▶ _Provided data_:

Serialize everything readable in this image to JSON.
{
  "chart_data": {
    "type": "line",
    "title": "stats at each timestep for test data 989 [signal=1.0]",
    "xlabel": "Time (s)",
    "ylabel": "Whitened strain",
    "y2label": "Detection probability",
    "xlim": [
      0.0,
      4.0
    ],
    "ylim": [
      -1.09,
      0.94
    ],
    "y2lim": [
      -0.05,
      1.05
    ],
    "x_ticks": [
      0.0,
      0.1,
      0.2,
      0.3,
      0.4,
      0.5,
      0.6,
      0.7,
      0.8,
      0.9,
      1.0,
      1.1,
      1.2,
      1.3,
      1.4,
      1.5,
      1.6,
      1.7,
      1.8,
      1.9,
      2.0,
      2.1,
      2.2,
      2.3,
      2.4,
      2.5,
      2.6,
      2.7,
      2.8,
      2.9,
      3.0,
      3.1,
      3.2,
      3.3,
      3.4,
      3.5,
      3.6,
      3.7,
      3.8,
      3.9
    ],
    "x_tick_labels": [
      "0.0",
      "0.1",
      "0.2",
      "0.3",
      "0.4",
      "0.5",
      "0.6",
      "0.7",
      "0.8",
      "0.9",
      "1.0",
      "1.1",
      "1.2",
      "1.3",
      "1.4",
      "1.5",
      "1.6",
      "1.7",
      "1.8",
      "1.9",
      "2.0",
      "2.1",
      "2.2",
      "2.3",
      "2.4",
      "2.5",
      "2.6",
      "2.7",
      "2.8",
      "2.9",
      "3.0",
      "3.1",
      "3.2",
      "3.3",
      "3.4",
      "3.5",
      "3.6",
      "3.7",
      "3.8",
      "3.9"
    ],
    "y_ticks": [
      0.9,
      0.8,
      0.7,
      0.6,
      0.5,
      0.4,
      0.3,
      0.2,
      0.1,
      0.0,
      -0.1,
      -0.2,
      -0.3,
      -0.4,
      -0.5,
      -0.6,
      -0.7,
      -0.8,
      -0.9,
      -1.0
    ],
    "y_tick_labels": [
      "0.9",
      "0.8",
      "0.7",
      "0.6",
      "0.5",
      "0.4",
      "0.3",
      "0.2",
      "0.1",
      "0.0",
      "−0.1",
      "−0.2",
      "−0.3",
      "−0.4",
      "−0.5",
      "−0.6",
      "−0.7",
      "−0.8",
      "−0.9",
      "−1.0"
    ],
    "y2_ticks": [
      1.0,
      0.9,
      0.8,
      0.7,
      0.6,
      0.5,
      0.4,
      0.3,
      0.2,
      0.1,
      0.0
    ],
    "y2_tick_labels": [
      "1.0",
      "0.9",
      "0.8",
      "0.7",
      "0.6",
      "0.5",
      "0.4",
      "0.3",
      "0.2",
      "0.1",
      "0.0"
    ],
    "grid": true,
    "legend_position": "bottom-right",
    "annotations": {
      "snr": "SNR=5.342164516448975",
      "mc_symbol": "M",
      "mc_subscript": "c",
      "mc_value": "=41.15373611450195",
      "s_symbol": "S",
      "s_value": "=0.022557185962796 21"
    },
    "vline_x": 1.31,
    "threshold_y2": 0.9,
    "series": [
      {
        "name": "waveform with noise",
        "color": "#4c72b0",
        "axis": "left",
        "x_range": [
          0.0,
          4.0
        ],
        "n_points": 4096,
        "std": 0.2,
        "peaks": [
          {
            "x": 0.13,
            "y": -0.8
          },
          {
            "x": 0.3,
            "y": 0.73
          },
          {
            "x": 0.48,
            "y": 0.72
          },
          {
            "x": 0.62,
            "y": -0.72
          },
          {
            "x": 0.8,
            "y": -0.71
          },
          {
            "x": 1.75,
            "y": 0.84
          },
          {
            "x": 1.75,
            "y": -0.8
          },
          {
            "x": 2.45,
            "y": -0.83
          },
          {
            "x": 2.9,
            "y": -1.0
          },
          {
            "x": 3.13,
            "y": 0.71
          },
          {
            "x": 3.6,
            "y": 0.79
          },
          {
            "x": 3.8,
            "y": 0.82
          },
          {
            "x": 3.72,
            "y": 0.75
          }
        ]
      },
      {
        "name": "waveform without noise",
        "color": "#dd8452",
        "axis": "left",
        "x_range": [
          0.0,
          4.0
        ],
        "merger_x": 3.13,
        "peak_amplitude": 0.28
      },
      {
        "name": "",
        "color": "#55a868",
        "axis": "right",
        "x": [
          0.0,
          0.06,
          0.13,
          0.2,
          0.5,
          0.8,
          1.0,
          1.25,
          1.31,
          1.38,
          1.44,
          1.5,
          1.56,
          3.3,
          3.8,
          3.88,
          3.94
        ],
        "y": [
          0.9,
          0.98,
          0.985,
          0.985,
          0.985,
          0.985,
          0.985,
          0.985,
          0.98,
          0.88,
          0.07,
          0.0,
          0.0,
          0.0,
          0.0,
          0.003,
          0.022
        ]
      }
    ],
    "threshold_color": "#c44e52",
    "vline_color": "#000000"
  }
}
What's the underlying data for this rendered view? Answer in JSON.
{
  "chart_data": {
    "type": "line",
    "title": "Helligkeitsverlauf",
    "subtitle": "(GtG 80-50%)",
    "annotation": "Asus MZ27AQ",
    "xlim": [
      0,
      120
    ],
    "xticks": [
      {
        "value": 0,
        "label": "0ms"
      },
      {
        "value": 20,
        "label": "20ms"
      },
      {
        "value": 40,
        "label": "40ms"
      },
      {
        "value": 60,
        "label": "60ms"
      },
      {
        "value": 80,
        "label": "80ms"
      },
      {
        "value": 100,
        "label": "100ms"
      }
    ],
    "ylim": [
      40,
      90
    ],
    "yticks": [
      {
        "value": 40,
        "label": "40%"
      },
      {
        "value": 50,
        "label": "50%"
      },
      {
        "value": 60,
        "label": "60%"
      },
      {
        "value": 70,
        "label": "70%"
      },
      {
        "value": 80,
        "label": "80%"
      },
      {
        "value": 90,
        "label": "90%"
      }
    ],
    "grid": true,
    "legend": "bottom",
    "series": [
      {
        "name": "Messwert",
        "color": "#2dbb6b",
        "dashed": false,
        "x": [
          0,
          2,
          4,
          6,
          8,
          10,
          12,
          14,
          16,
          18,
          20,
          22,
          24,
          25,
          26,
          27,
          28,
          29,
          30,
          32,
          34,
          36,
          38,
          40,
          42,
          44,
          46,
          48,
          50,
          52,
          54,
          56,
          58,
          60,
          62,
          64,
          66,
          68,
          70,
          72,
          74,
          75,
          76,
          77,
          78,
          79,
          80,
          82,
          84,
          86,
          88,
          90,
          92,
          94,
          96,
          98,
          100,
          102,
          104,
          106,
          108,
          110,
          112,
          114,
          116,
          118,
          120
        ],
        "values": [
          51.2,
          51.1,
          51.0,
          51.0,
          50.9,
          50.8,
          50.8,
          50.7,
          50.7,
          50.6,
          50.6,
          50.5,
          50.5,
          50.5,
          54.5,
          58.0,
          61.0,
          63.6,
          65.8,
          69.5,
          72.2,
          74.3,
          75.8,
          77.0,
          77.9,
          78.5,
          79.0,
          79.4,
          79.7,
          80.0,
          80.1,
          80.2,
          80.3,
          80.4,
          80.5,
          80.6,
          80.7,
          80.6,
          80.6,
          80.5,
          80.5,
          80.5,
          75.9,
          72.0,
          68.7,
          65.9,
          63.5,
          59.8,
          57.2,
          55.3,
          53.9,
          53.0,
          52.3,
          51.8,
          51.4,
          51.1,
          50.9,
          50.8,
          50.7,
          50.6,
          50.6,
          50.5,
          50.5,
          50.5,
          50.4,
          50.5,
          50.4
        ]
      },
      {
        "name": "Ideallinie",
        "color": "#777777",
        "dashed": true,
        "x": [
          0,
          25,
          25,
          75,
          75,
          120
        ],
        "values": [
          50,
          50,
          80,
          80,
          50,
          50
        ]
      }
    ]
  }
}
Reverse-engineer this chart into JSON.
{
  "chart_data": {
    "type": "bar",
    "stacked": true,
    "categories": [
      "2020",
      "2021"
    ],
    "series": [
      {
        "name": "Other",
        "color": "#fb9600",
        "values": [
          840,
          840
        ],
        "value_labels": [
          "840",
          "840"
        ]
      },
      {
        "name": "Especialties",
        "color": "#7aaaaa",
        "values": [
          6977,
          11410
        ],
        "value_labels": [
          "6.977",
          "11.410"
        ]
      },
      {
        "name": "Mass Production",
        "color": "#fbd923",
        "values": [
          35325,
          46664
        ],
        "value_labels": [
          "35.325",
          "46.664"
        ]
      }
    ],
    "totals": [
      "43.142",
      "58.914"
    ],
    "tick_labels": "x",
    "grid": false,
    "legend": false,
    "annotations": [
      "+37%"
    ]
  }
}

▶ _Exercise instructions_:
Go through the material line by line. Show each line that contains the string "right".

▶ _Problem solution_:
    "legend_position": "bottom-right",
        "axis": "right",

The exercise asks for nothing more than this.